GIVEN TASK -> Format the items below as a Markdown table with a Row column for the row number and a Line column for the line itself, skipping any blank lines. Leave the pictures out of your answer.

Image element box items:
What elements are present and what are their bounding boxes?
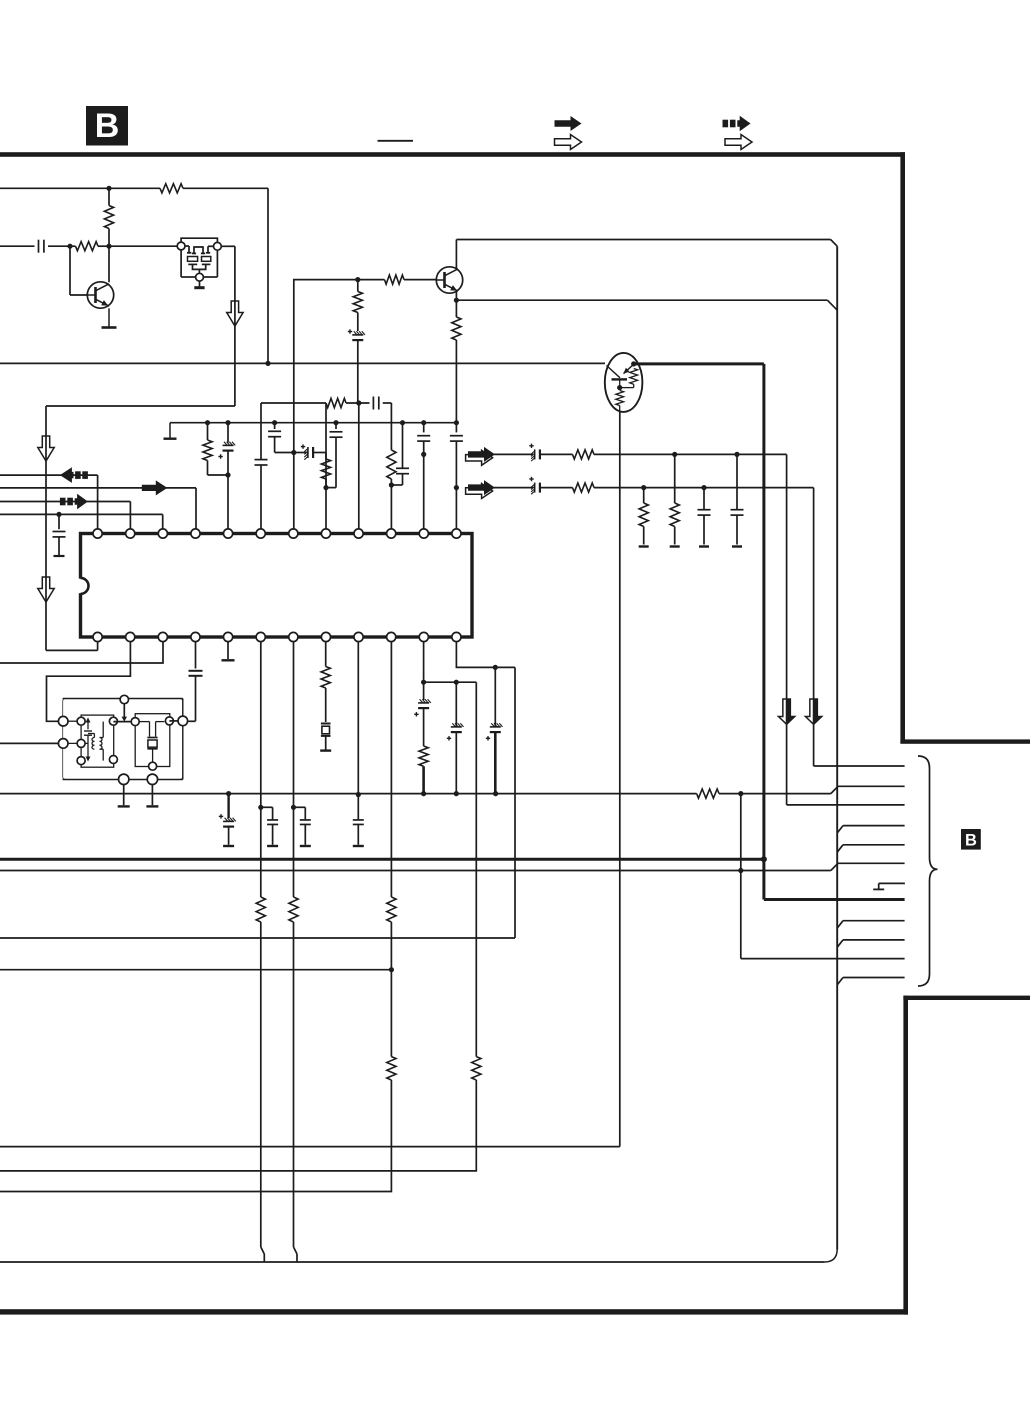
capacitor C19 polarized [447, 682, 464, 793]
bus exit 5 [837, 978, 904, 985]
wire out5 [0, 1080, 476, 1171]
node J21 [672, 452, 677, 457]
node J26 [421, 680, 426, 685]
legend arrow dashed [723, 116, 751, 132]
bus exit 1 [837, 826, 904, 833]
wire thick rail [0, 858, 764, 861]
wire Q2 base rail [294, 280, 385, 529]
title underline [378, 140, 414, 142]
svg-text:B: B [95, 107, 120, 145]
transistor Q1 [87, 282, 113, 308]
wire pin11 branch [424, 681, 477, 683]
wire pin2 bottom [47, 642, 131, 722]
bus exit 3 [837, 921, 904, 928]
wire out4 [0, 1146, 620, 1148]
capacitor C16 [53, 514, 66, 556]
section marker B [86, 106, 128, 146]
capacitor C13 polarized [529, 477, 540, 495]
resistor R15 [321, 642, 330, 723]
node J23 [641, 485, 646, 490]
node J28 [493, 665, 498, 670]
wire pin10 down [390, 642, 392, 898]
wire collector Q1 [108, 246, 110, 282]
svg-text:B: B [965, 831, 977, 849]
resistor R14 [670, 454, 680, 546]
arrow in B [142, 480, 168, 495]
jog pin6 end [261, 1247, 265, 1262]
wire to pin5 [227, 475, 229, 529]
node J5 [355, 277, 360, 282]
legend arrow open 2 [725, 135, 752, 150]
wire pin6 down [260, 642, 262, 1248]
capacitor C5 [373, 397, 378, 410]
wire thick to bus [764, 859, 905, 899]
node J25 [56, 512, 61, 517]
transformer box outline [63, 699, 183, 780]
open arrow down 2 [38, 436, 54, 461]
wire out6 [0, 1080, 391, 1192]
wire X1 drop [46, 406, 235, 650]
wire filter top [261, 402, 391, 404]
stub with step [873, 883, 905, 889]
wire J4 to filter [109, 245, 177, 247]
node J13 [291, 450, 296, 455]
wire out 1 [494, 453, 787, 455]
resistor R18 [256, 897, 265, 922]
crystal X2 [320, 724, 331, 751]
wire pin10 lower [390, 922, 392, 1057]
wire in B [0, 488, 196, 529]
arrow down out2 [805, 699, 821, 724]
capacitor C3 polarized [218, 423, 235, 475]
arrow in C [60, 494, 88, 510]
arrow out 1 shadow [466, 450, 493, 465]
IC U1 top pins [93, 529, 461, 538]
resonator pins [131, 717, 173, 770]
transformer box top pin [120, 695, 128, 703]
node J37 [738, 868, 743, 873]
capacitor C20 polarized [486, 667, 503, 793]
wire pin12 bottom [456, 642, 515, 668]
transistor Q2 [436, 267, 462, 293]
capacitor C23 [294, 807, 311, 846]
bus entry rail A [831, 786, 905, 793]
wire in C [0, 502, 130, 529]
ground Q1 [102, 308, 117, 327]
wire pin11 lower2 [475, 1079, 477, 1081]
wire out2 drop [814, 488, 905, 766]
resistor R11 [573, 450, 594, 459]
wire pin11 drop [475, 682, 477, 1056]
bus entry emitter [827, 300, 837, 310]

THE REPLY ->
| Row | Line |
|---|---|
| 1 | What elements are present and what are their bounding boxes? |
| 2 | capacitor C19 polarized [447, 682, 464, 793] |
| 3 | bus exit 5 [837, 978, 904, 985] |
| 4 | wire out5 [0, 1080, 476, 1171] |
| 5 | node J21 [672, 452, 677, 457] |
| 6 | node J26 [421, 680, 426, 685] |
| 7 | legend arrow dashed [723, 116, 751, 132] |
| 8 | bus exit 1 [837, 826, 904, 833] |
| 9 | wire thick rail [0, 858, 764, 861] |
| 10 | wire Q2 base rail [294, 280, 385, 529] |
| 11 | title underline [378, 140, 414, 142] |
| 12 | svg-text:B: B [95, 107, 120, 145] |
| 13 | transistor Q1 [87, 282, 113, 308] |
| 14 | wire pin11 branch [424, 681, 477, 683] |
| 15 | wire pin2 bottom [47, 642, 131, 722] |
| 16 | bus exit 3 [837, 921, 904, 928] |
| 17 | wire out4 [0, 1146, 620, 1148] |
| 18 | capacitor C16 [53, 514, 66, 556] |
| 19 | section marker B [86, 106, 128, 146] |
| 20 | capacitor C13 polarized [529, 477, 540, 495] |
| 21 | resistor R15 [321, 642, 330, 723] |
| 22 | node J23 [641, 485, 646, 490] |
| 23 | node J28 [493, 665, 498, 670] |
| 24 | wire pin10 down [390, 642, 392, 898] |
| 25 | wire collector Q1 [108, 246, 110, 282] |
| 26 | svg-text:B: B [965, 831, 977, 849] |
| 27 | resistor R14 [670, 454, 680, 546] |
| 28 | arrow in B [142, 480, 168, 495] |
| 29 | jog pin6 end [261, 1247, 265, 1262] |
| 30 | wire to pin5 [227, 475, 229, 529] |
| 31 | node J5 [355, 277, 360, 282] |
| 32 | legend arrow open 2 [725, 135, 752, 150] |
| 33 | wire pin6 down [260, 642, 262, 1248] |
| 34 | capacitor C5 [373, 397, 378, 410] |
| 35 | wire thick to bus [764, 859, 905, 899] |
| 36 | node J25 [56, 512, 61, 517] |
| 37 | transformer box outline [63, 699, 183, 780] |
| 38 | open arrow down 2 [38, 436, 54, 461] |
| 39 | wire out6 [0, 1080, 391, 1192] |
| 40 | wire X1 drop [46, 406, 235, 650] |
| 41 | wire filter top [261, 402, 391, 404] |
| 42 | stub with step [873, 883, 905, 889] |
| 43 | wire J4 to filter [109, 245, 177, 247] |
| 44 | node J13 [291, 450, 296, 455] |
| 45 | wire out 1 [494, 453, 787, 455] |
| 46 | resistor R18 [256, 897, 265, 922] |
| 47 | crystal X2 [320, 724, 331, 751] |
| 48 | wire pin10 lower [390, 922, 392, 1057] |
| 49 | wire in B [0, 488, 196, 529] |
| 50 | arrow down out2 [805, 699, 821, 724] |
| 51 | capacitor C3 polarized [218, 423, 235, 475] |
| 52 | arrow in C [60, 494, 88, 510] |
| 53 | arrow out 1 shadow [466, 450, 493, 465] |
| 54 | IC U1 top pins [93, 529, 461, 538] |
| 55 | resonator pins [131, 717, 173, 770] |
| 56 | transformer box top pin [120, 695, 128, 703] |
| 57 | node J37 [738, 868, 743, 873] |
| 58 | capacitor C20 polarized [486, 667, 503, 793] |
| 59 | wire pin12 bottom [456, 642, 515, 668] |
| 60 | transistor Q2 [436, 267, 462, 293] |
| 61 | capacitor C23 [294, 807, 311, 846] |
| 62 | bus entry rail A [831, 786, 905, 793] |
| 63 | wire in C [0, 502, 130, 529] |
| 64 | ground Q1 [102, 308, 117, 327] |
| 65 | wire pin11 lower2 [475, 1079, 477, 1081] |
| 66 | wire out2 drop [814, 488, 905, 766] |
| 67 | resistor R11 [573, 450, 594, 459] |
| 68 | wire pin11 drop [475, 682, 477, 1056] |
| 69 | bus entry emitter [827, 300, 837, 310] |